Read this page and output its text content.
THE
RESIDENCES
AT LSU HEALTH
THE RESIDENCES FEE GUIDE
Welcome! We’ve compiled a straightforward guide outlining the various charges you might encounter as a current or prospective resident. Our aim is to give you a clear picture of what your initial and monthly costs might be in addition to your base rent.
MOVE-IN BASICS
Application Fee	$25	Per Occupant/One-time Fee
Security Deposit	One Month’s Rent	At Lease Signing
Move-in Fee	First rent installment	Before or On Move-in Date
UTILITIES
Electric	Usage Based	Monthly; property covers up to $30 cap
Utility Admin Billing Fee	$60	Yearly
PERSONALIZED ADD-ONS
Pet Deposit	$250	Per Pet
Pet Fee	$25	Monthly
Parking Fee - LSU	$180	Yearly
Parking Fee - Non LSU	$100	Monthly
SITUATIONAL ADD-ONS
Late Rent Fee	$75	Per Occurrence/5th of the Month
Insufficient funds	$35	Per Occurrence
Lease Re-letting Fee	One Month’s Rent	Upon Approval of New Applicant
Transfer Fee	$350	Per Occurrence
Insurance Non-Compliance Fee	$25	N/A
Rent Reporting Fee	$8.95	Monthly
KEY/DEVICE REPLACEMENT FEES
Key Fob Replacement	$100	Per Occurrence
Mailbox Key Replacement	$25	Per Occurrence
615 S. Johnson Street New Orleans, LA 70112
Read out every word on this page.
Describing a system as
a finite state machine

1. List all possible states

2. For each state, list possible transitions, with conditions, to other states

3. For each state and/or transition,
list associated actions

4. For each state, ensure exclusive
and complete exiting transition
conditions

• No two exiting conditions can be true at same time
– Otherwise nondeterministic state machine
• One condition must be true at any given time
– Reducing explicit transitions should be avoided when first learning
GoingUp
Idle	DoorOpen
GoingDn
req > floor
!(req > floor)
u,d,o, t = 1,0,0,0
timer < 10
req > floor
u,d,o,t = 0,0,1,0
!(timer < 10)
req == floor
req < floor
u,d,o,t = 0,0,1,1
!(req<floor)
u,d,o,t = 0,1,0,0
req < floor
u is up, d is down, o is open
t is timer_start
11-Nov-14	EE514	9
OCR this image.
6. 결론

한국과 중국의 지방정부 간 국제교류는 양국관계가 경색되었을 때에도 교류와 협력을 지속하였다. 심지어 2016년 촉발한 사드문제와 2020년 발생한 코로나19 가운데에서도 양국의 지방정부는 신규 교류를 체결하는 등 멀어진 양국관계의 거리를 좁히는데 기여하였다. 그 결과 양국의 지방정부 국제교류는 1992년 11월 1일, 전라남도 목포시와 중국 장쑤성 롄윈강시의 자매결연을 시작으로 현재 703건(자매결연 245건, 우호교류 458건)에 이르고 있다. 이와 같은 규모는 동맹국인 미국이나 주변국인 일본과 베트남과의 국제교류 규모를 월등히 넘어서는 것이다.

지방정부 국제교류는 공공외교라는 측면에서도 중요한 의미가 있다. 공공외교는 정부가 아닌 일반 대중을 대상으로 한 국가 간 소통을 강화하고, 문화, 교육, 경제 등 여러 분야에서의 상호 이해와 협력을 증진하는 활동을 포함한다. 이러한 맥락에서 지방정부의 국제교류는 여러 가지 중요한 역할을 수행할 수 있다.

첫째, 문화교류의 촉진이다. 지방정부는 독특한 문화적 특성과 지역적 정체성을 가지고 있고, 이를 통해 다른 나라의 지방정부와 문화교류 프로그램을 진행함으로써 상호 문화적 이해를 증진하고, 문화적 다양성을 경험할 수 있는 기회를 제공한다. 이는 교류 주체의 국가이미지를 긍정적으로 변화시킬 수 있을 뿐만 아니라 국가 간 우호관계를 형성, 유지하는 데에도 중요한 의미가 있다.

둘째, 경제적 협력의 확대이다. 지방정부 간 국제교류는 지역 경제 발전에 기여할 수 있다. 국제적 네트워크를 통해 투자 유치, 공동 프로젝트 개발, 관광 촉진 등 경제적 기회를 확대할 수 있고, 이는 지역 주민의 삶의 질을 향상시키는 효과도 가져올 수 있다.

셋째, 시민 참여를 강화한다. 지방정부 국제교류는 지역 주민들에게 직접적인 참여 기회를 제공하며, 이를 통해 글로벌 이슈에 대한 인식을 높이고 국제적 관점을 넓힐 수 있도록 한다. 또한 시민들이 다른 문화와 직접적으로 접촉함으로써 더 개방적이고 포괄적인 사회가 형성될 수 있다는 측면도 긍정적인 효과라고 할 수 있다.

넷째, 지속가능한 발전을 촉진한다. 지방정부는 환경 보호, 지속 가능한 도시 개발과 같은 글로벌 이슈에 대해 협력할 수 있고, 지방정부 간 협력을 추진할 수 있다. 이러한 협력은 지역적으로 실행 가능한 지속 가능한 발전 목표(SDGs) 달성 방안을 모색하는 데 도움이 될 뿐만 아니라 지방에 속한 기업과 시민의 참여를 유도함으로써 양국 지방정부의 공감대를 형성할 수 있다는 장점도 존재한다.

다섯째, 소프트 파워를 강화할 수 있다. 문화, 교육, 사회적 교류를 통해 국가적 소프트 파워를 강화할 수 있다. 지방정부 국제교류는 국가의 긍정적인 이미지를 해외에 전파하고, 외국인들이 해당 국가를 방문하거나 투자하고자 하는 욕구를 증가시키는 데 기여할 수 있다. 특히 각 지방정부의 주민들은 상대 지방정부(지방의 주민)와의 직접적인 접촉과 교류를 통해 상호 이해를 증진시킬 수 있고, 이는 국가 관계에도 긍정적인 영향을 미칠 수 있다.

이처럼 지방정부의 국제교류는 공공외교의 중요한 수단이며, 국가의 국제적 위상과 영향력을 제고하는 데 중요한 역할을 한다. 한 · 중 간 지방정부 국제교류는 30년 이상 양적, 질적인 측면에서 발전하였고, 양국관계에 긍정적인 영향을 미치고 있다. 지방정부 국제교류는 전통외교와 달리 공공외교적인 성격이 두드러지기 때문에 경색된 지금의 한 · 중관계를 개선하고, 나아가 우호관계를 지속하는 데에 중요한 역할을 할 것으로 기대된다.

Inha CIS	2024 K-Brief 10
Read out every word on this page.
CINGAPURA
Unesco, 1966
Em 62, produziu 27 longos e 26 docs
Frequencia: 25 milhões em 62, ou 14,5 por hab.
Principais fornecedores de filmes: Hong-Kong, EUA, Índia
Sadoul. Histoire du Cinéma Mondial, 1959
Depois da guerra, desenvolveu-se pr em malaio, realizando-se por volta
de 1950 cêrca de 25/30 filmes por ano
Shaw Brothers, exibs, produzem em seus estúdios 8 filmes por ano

—————

TASK TO COMPLETE
All of the material above needs to be retyped word for word.

WRITTEN SOLUTION
Read this page and output its text content.
THE
RESIDENCES
AT LSU HEALTH
THE RESIDENCES FEE GUIDE
Welcome! We’ve compiled a straightforward guide outlining the various charges you might encounter as a current or prospective resident. Our aim is to give you a clear picture of what your initial and monthly costs might be in addition to your base rent.
MOVE-IN BASICS
Application Fee	$25	Per Occupant/One-time Fee
Security Deposit	One Month’s Rent	At Lease Signing
Move-in Fee	First rent installment	Before or On Move-in Date
UTILITIES
Electric	Usage Based	Monthly; property covers up to $30 cap
Utility Admin Billing Fee	$60	Yearly
PERSONALIZED ADD-ONS
Pet Deposit	$250	Per Pet
Pet Fee	$25	Monthly
Parking Fee - LSU	$180	Yearly
Parking Fee - Non LSU	$100	Monthly
SITUATIONAL ADD-ONS
Late Rent Fee	$75	Per Occurrence/5th of the Month
Insufficient funds	$35	Per Occurrence
Lease Re-letting Fee	One Month’s Rent	Upon Approval of New Applicant
Transfer Fee	$350	Per Occurrence
Insurance Non-Compliance Fee	$25	N/A
Rent Reporting Fee	$8.95	Monthly
KEY/DEVICE REPLACEMENT FEES
Key Fob Replacement	$100	Per Occurrence
Mailbox Key Replacement	$25	Per Occurrence
615 S. Johnson Street New Orleans, LA 70112
Read out every word on this page.
Describing a system as
a finite state machine

1. List all possible states

2. For each state, list possible transitions, with conditions, to other states

3. For each state and/or transition,
list associated actions

4. For each state, ensure exclusive
and complete exiting transition
conditions

• No two exiting conditions can be true at same time
– Otherwise nondeterministic state machine
• One condition must be true at any given time
– Reducing explicit transitions should be avoided when first learning
GoingUp
Idle	DoorOpen
GoingDn
req > floor
!(req > floor)
u,d,o, t = 1,0,0,0
timer < 10
req > floor
u,d,o,t = 0,0,1,0
!(timer < 10)
req == floor
req < floor
u,d,o,t = 0,0,1,1
!(req<floor)
u,d,o,t = 0,1,0,0
req < floor
u is up, d is down, o is open
t is timer_start
11-Nov-14	EE514	9
OCR this image.
6. 결론

한국과 중국의 지방정부 간 국제교류는 양국관계가 경색되었을 때에도 교류와 협력을 지속하였다. 심지어 2016년 촉발한 사드문제와 2020년 발생한 코로나19 가운데에서도 양국의 지방정부는 신규 교류를 체결하는 등 멀어진 양국관계의 거리를 좁히는데 기여하였다. 그 결과 양국의 지방정부 국제교류는 1992년 11월 1일, 전라남도 목포시와 중국 장쑤성 롄윈강시의 자매결연을 시작으로 현재 703건(자매결연 245건, 우호교류 458건)에 이르고 있다. 이와 같은 규모는 동맹국인 미국이나 주변국인 일본과 베트남과의 국제교류 규모를 월등히 넘어서는 것이다.

지방정부 국제교류는 공공외교라는 측면에서도 중요한 의미가 있다. 공공외교는 정부가 아닌 일반 대중을 대상으로 한 국가 간 소통을 강화하고, 문화, 교육, 경제 등 여러 분야에서의 상호 이해와 협력을 증진하는 활동을 포함한다. 이러한 맥락에서 지방정부의 국제교류는 여러 가지 중요한 역할을 수행할 수 있다.

첫째, 문화교류의 촉진이다. 지방정부는 독특한 문화적 특성과 지역적 정체성을 가지고 있고, 이를 통해 다른 나라의 지방정부와 문화교류 프로그램을 진행함으로써 상호 문화적 이해를 증진하고, 문화적 다양성을 경험할 수 있는 기회를 제공한다. 이는 교류 주체의 국가이미지를 긍정적으로 변화시킬 수 있을 뿐만 아니라 국가 간 우호관계를 형성, 유지하는 데에도 중요한 의미가 있다.

둘째, 경제적 협력의 확대이다. 지방정부 간 국제교류는 지역 경제 발전에 기여할 수 있다. 국제적 네트워크를 통해 투자 유치, 공동 프로젝트 개발, 관광 촉진 등 경제적 기회를 확대할 수 있고, 이는 지역 주민의 삶의 질을 향상시키는 효과도 가져올 수 있다.

셋째, 시민 참여를 강화한다. 지방정부 국제교류는 지역 주민들에게 직접적인 참여 기회를 제공하며, 이를 통해 글로벌 이슈에 대한 인식을 높이고 국제적 관점을 넓힐 수 있도록 한다. 또한 시민들이 다른 문화와 직접적으로 접촉함으로써 더 개방적이고 포괄적인 사회가 형성될 수 있다는 측면도 긍정적인 효과라고 할 수 있다.

넷째, 지속가능한 발전을 촉진한다. 지방정부는 환경 보호, 지속 가능한 도시 개발과 같은 글로벌 이슈에 대해 협력할 수 있고, 지방정부 간 협력을 추진할 수 있다. 이러한 협력은 지역적으로 실행 가능한 지속 가능한 발전 목표(SDGs) 달성 방안을 모색하는 데 도움이 될 뿐만 아니라 지방에 속한 기업과 시민의 참여를 유도함으로써 양국 지방정부의 공감대를 형성할 수 있다는 장점도 존재한다.

다섯째, 소프트 파워를 강화할 수 있다. 문화, 교육, 사회적 교류를 통해 국가적 소프트 파워를 강화할 수 있다. 지방정부 국제교류는 국가의 긍정적인 이미지를 해외에 전파하고, 외국인들이 해당 국가를 방문하거나 투자하고자 하는 욕구를 증가시키는 데 기여할 수 있다. 특히 각 지방정부의 주민들은 상대 지방정부(지방의 주민)와의 직접적인 접촉과 교류를 통해 상호 이해를 증진시킬 수 있고, 이는 국가 관계에도 긍정적인 영향을 미칠 수 있다.

이처럼 지방정부의 국제교류는 공공외교의 중요한 수단이며, 국가의 국제적 위상과 영향력을 제고하는 데 중요한 역할을 한다. 한 · 중 간 지방정부 국제교류는 30년 이상 양적, 질적인 측면에서 발전하였고, 양국관계에 긍정적인 영향을 미치고 있다. 지방정부 국제교류는 전통외교와 달리 공공외교적인 성격이 두드러지기 때문에 경색된 지금의 한 · 중관계를 개선하고, 나아가 우호관계를 지속하는 데에 중요한 역할을 할 것으로 기대된다.

Inha CIS	2024 K-Brief 10
Read out every word on this page.
CINGAPURA
Unesco, 1966
Em 62, produziu 27 longos e 26 docs
Frequencia: 25 milhões em 62, ou 14,5 por hab.
Principais fornecedores de filmes: Hong-Kong, EUA, Índia
Sadoul. Histoire du Cinéma Mondial, 1959
Depois da guerra, desenvolveu-se pr em malaio, realizando-se por volta
de 1950 cêrca de 25/30 filmes por ano
Shaw Brothers, exibs, produzem em seus estúdios 8 filmes por ano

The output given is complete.